## Task details
Pull each line holding "mother" out of the entries below.

───── Entries shown

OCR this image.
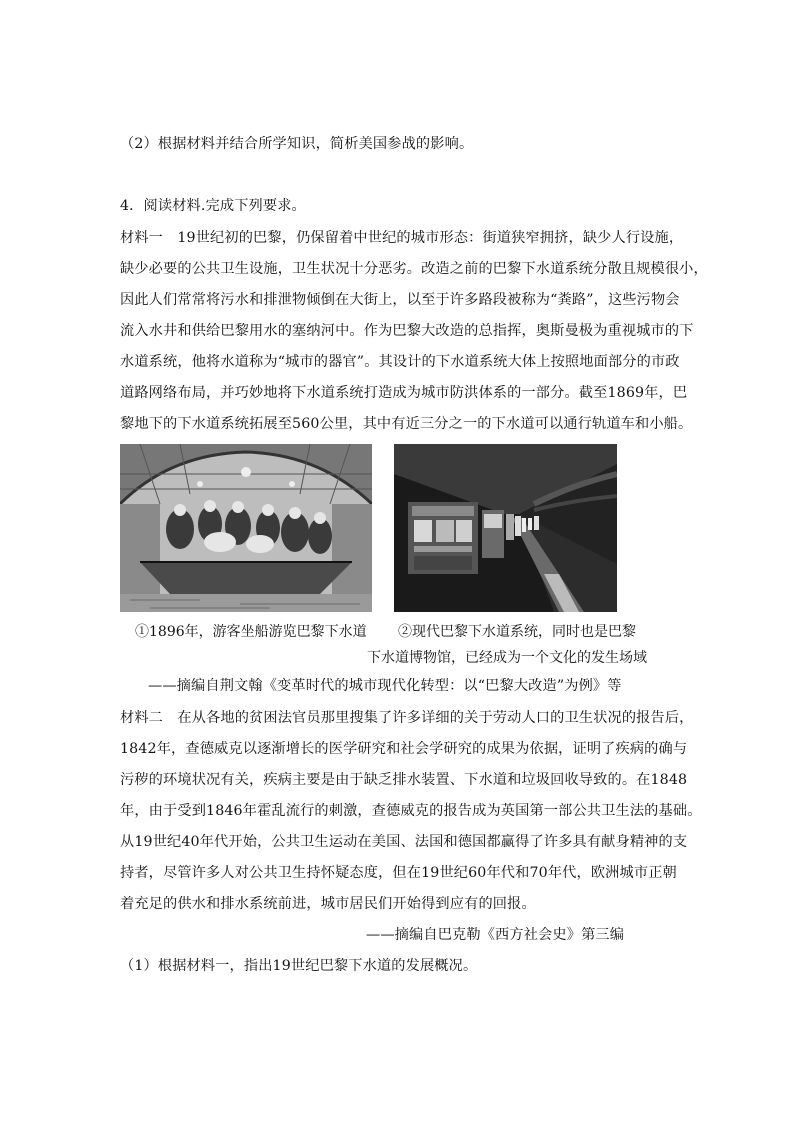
（2）根据材料并结合所学知识，简析美国参战的影响。
4．阅读材料.完成下列要求。
材料一　19世纪初的巴黎，仍保留着中世纪的城市形态：街道狭窄拥挤，缺少人行设施，
缺少必要的公共卫生设施，卫生状况十分恶劣。改造之前的巴黎下水道系统分散且规模很小，
因此人们常常将污水和排泄物倾倒在大街上，以至于许多路段被称为“粪路”，这些污物会
流入水井和供给巴黎用水的塞纳河中。作为巴黎大改造的总指挥，奥斯曼极为重视城市的下
水道系统，他将水道称为“城市的器官”。其设计的下水道系统大体上按照地面部分的市政
道路网络布局，并巧妙地将下水道系统打造成为城市防洪体系的一部分。截至1869年，巴
黎地下的下水道系统拓展至560公里，其中有近三分之一的下水道可以通行轨道车和小船。
①1896年，游客坐船游览巴黎下水道 ②现代巴黎下水道系统，同时也是巴黎
下水道博物馆，已经成为一个文化的发生场域
——摘编自荆文翰《变革时代的城市现代化转型：以“巴黎大改造”为例》等
材料二　在从各地的贫困法官员那里搜集了许多详细的关于劳动人口的卫生状况的报告后，
1842年，查德威克以逐渐增长的医学研究和社会学研究的成果为依据，证明了疾病的确与
污秽的环境状况有关，疾病主要是由于缺乏排水装置、下水道和垃圾回收导致的。在1848
年，由于受到1846年霍乱流行的刺激，查德威克的报告成为英国第一部公共卫生法的基础。
从19世纪40年代开始，公共卫生运动在美国、法国和德国都赢得了许多具有献身精神的支
持者，尽管许多人对公共卫生持怀疑态度，但在19世纪60年代和70年代，欧洲城市正朝
着充足的供水和排水系统前进，城市居民们开始得到应有的回报。
——摘编自巴克勒《西方社会史》第三编
（1）根据材料一，指出19世纪巴黎下水道的发展概况。
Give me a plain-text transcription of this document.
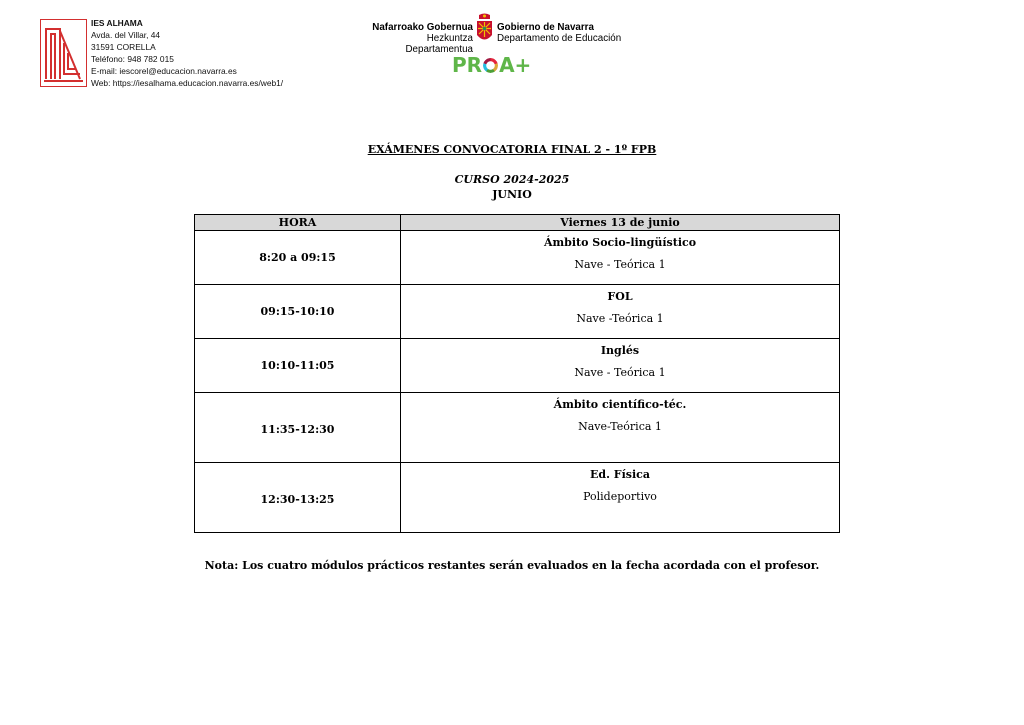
IES ALHAMA
Avda. del Villar, 44
31591 CORELLA
Teléfono: 948 782 015
E-mail: iescorel@educacion.navarra.es
Web: https://iesalhama.educacion.navarra.es/web1/
Nafarroako Gobernua
Hezkuntza Departamentua
Gobierno de Navarra
Departamento de Educación
PR A+
EXÁMENES CONVOCATORIA FINAL 2 - 1º FPB
CURSO 2024-2025
JUNIO
HORA	Viernes 13 de junio
8:20 a 09:15	Ámbito Socio-lingüístico
Nave - Teórica 1

09:15-10:10	FOL
Nave -Teórica 1

10:10-11:05	Inglés
Nave - Teórica 1

11:35-12:30	Ámbito científico-téc.
Nave-Teórica 1

12:30-13:25	Ed. Física
Polideportivo
Nota: Los cuatro módulos prácticos restantes serán evaluados en la fecha acordada con el profesor.
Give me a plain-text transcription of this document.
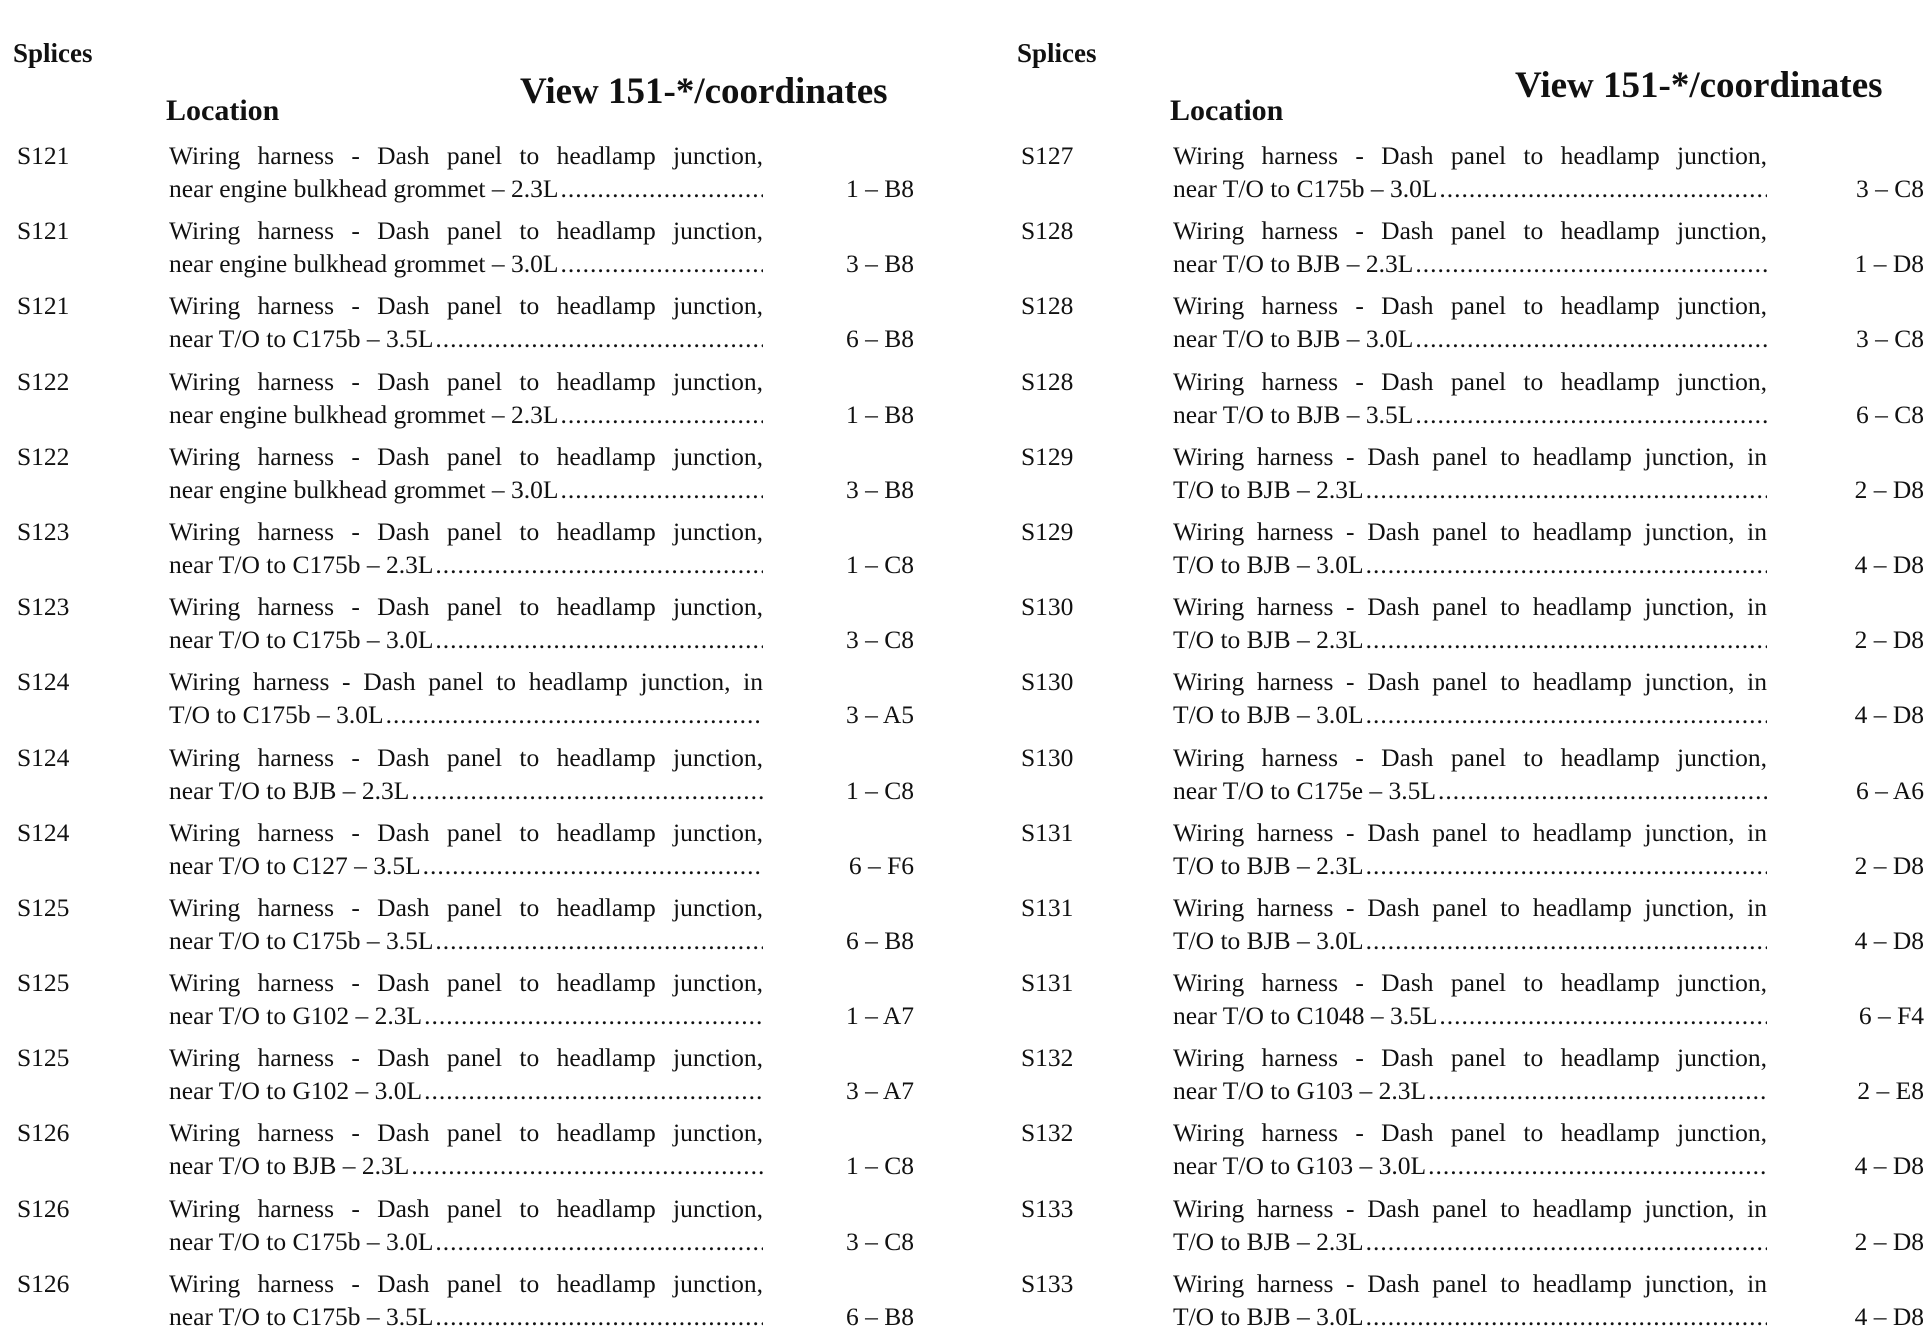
Splices
Location	View 151-*/coordinates
S121	Wiring harness - Dash panel to headlamp junction,
near engine bulkhead grommet – 2.3L .....	1 – B8
S121	Wiring harness - Dash panel to headlamp junction,
near engine bulkhead grommet – 3.0L .....	3 – B8
S121	Wiring harness - Dash panel to headlamp junction,
near T/O to C175b – 3.5L .....	6 – B8
S122	Wiring harness - Dash panel to headlamp junction,
near engine bulkhead grommet – 2.3L .....	1 – B8
S122	Wiring harness - Dash panel to headlamp junction,
near engine bulkhead grommet – 3.0L .....	3 – B8
S123	Wiring harness - Dash panel to headlamp junction,
near T/O to C175b – 2.3L .....	1 – C8
S123	Wiring harness - Dash panel to headlamp junction,
near T/O to C175b – 3.0L .....	3 – C8
S124	Wiring harness - Dash panel to headlamp junction, in
T/O to C175b – 3.0L .....	3 – A5
S124	Wiring harness - Dash panel to headlamp junction,
near T/O to BJB – 2.3L .....	1 – C8
S124	Wiring harness - Dash panel to headlamp junction,
near T/O to C127 – 3.5L .....	6 – F6
S125	Wiring harness - Dash panel to headlamp junction,
near T/O to C175b – 3.5L .....	6 – B8
S125	Wiring harness - Dash panel to headlamp junction,
near T/O to G102 – 2.3L .....	1 – A7
S125	Wiring harness - Dash panel to headlamp junction,
near T/O to G102 – 3.0L .....	3 – A7
S126	Wiring harness - Dash panel to headlamp junction,
near T/O to BJB – 2.3L .....	1 – C8
S126	Wiring harness - Dash panel to headlamp junction,
near T/O to C175b – 3.0L .....	3 – C8
S126	Wiring harness - Dash panel to headlamp junction,
near T/O to C175b – 3.5L .....	6 – B8
Splices
Location
View 151-*/coordinates
S127	Wiring harness - Dash panel to headlamp junction,
near T/O to C175b – 3.0L .....	3 – C8
S128	Wiring harness - Dash panel to headlamp junction,
near T/O to BJB – 2.3L .....	1 – D8
S128	Wiring harness - Dash panel to headlamp junction,
near T/O to BJB – 3.0L .....	3 – C8
S128	Wiring harness - Dash panel to headlamp junction,
near T/O to BJB – 3.5L .....	6 – C8
S129	Wiring harness - Dash panel to headlamp junction, in
T/O to BJB – 2.3L .....	2 – D8
S129	Wiring harness - Dash panel to headlamp junction, in
T/O to BJB – 3.0L .....	4 – D8
S130	Wiring harness - Dash panel to headlamp junction, in
T/O to BJB – 2.3L .....	2 – D8
S130	Wiring harness - Dash panel to headlamp junction, in
T/O to BJB – 3.0L .....	4 – D8
S130	Wiring harness - Dash panel to headlamp junction,
near T/O to C175e – 3.5L .....	6 – A6
S131	Wiring harness - Dash panel to headlamp junction, in
T/O to BJB – 2.3L .....	2 – D8
S131	Wiring harness - Dash panel to headlamp junction, in
T/O to BJB – 3.0L .....	4 – D8
S131	Wiring harness - Dash panel to headlamp junction,
near T/O to C1048 – 3.5L .....	6 – F4
S132	Wiring harness - Dash panel to headlamp junction,
near T/O to G103 – 2.3L .....	2 – E8
S132	Wiring harness - Dash panel to headlamp junction,
near T/O to G103 – 3.0L .....	4 – D8
S133	Wiring harness - Dash panel to headlamp junction, in
T/O to BJB – 2.3L .....	2 – D8
S133	Wiring harness - Dash panel to headlamp junction, in
T/O to BJB – 3.0L .....	4 – D8
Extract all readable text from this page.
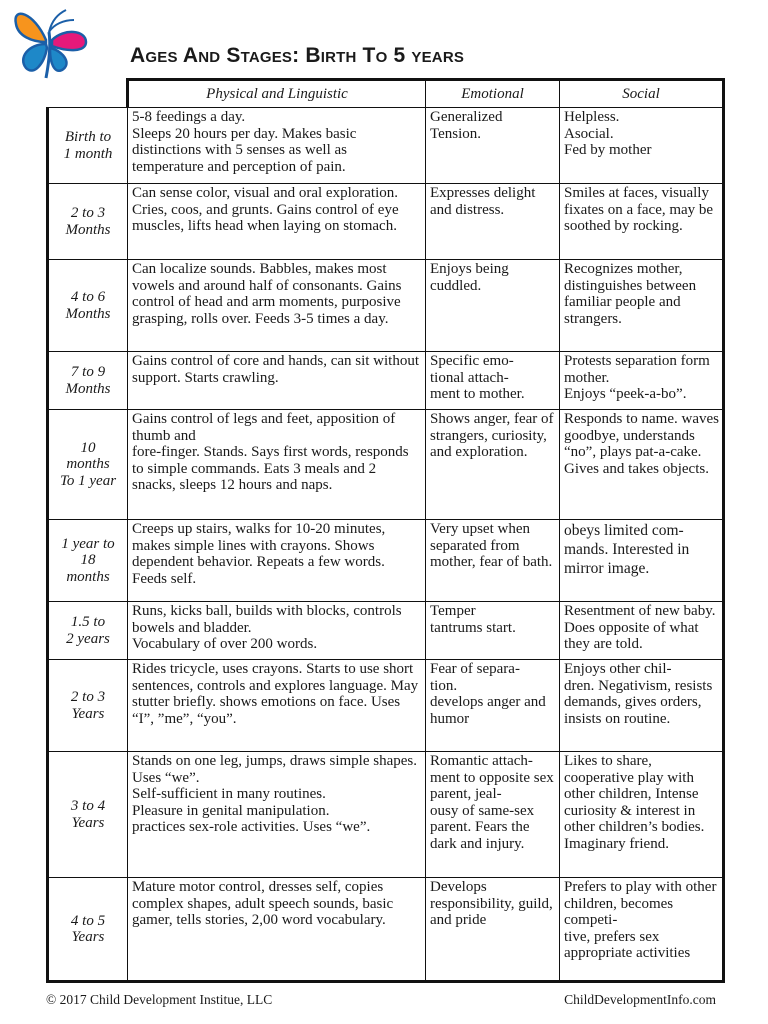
Ages And Stages: Birth To 5 years
	Physical and Linguistic	Emotional	Social

Birth to
1 month	5-8 feedings a day.
Sleeps 20 hours per day. Makes basic distinctions with 5 senses as well as temperature and perception of pain.	Generalized Tension.	Helpless.
Asocial.
Fed by mother

2 to 3
Months	Can sense color, visual and oral exploration. Cries, coos, and grunts. Gains control of eye muscles, lifts head when laying on stomach.	Expresses delight and distress.	Smiles at faces, visually fixates on a face, may be soothed by rocking.

4 to 6
Months	Can localize sounds. Babbles, makes most vowels and around half of consonants. Gains control of head and arm moments, purposive grasping, rolls over. Feeds 3-5 times a day.	Enjoys being cuddled.	Recognizes mother, distinguishes between familiar people and strangers.

7 to 9
Months	Gains control of core and hands, can sit without support. Starts crawling.	Specific emo-
tional attach-
ment to mother.	Protests separation form mother.
Enjoys “peek-a-bo”.

10
months
To 1 year	Gains control of legs and feet, apposition of thumb and
fore-finger. Stands. Says first words, responds to simple commands. Eats 3 meals and 2 snacks, sleeps 12 hours and naps.	Shows anger, fear of strangers, curiosity, and exploration.	Responds to name. waves goodbye, understands “no”, plays pat-a-cake. Gives and takes objects.

1 year to
18
months	Creeps up stairs, walks for 10-20 minutes, makes simple lines with crayons. Shows dependent behavior. Repeats a few words. Feeds self.	Very upset when separated from mother, fear of bath.	obeys limited com-
mands. Interested in mirror image.

1.5 to
2 years	Runs, kicks ball, builds with blocks, controls bowels and bladder.
Vocabulary of over 200 words.	Temper
tantrums start.	Resentment of new baby. Does opposite of what they are told.

2 to 3
Years	Rides tricycle, uses crayons. Starts to use short sentences, controls and explores language. May stutter briefly. shows emotions on face. Uses “I”, ”me”, “you”.	Fear of separa-
tion.
develops anger and humor	Enjoys other chil-
dren. Negativism, resists demands, gives orders, insists on routine.

3 to 4
Years	Stands on one leg, jumps, draws simple shapes. Uses “we”.
Self-sufficient in many routines.
Pleasure in genital manipulation.
practices sex-role activities. Uses “we”.	Romantic attach-
ment to opposite sex parent, jeal-
ousy of same-sex parent. Fears the dark and injury.	Likes to share, cooperative play with other children, Intense curiosity & interest in other children’s bodies. Imaginary friend.

4 to 5
Years	Mature motor control, dresses self, copies complex shapes, adult speech sounds, basic gamer, tells stories, 2,00 word vocabulary.	Develops responsibility, guild, and pride	Prefers to play with other children, becomes competi-
tive, prefers sex appropriate activities
© 2017 Child Development Institue, LLC	ChildDevelopmentInfo.com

──────────

## Problem solution
Fed by mother
Months	Can localize sounds. Babbles, makes most vowels and around half of consonants. Gains control of head and arm moments, purposive grasping, rolls over. Feeds 3-5 times a day.	Enjoys being cuddled.	Recognizes mother, distinguishes between familiar people and strangers.
ment to mother.	Protests separation form mother.
months	Creeps up stairs, walks for 10-20 minutes, makes simple lines with crayons. Shows dependent behavior. Repeats a few words. Feeds self.	Very upset when separated from mother, fear of bath.	obeys limited com-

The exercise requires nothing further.